## What is expected
Each entry in the listing below should be restated word for word.

Recorded data
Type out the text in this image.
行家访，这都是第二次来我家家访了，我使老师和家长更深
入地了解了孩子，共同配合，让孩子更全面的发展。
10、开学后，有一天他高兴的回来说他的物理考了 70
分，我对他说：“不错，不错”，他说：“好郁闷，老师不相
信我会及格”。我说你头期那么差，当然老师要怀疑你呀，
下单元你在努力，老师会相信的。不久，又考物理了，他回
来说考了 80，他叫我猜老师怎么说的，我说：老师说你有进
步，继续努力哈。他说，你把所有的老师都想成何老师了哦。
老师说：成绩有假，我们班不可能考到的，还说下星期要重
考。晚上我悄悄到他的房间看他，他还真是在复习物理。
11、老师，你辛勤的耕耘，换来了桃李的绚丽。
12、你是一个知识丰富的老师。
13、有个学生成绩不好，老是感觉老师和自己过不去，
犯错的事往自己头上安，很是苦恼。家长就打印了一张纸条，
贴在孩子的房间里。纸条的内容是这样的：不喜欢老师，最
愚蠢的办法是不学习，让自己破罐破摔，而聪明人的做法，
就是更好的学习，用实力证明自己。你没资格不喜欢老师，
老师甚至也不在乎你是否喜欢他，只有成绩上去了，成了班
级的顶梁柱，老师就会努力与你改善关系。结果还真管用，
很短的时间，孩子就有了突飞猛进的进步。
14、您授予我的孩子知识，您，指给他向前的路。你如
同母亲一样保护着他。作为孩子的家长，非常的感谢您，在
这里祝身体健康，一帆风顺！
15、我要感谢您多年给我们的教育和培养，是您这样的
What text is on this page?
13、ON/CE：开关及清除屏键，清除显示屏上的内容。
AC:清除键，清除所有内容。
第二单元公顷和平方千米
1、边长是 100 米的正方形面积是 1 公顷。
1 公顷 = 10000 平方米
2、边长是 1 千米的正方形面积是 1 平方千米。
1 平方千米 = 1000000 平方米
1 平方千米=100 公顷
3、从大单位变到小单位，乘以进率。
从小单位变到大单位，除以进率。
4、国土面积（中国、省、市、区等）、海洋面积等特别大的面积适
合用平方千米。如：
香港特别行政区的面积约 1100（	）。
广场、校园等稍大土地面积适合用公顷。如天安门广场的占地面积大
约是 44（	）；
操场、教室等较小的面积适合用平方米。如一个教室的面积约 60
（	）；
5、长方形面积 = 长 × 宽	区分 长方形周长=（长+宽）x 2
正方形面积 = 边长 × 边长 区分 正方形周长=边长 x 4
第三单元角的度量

## Response below
Type out the text in this image.
行家访，这都是第二次来我家家访了，我使老师和家长更深
入地了解了孩子，共同配合，让孩子更全面的发展。
10、开学后，有一天他高兴的回来说他的物理考了 70
分，我对他说：“不错，不错”，他说：“好郁闷，老师不相
信我会及格”。我说你头期那么差，当然老师要怀疑你呀，
下单元你在努力，老师会相信的。不久，又考物理了，他回
来说考了 80，他叫我猜老师怎么说的，我说：老师说你有进
步，继续努力哈。他说，你把所有的老师都想成何老师了哦。
老师说：成绩有假，我们班不可能考到的，还说下星期要重
考。晚上我悄悄到他的房间看他，他还真是在复习物理。
11、老师，你辛勤的耕耘，换来了桃李的绚丽。
12、你是一个知识丰富的老师。
13、有个学生成绩不好，老是感觉老师和自己过不去，
犯错的事往自己头上安，很是苦恼。家长就打印了一张纸条，
贴在孩子的房间里。纸条的内容是这样的：不喜欢老师，最
愚蠢的办法是不学习，让自己破罐破摔，而聪明人的做法，
就是更好的学习，用实力证明自己。你没资格不喜欢老师，
老师甚至也不在乎你是否喜欢他，只有成绩上去了，成了班
级的顶梁柱，老师就会努力与你改善关系。结果还真管用，
很短的时间，孩子就有了突飞猛进的进步。
14、您授予我的孩子知识，您，指给他向前的路。你如
同母亲一样保护着他。作为孩子的家长，非常的感谢您，在
这里祝身体健康，一帆风顺！
15、我要感谢您多年给我们的教育和培养，是您这样的
What text is on this page?
13、ON/CE：开关及清除屏键，清除显示屏上的内容。
AC:清除键，清除所有内容。
第二单元公顷和平方千米
1、边长是 100 米的正方形面积是 1 公顷。
1 公顷 = 10000 平方米
2、边长是 1 千米的正方形面积是 1 平方千米。
1 平方千米 = 1000000 平方米
1 平方千米=100 公顷
3、从大单位变到小单位，乘以进率。
从小单位变到大单位，除以进率。
4、国土面积（中国、省、市、区等）、海洋面积等特别大的面积适
合用平方千米。如：
香港特别行政区的面积约 1100（	）。
广场、校园等稍大土地面积适合用公顷。如天安门广场的占地面积大
约是 44（	）；
操场、教室等较小的面积适合用平方米。如一个教室的面积约 60
（	）；
5、长方形面积 = 长 × 宽	区分 长方形周长=（长+宽）x 2
正方形面积 = 边长 × 边长 区分 正方形周长=边长 x 4
第三单元角的度量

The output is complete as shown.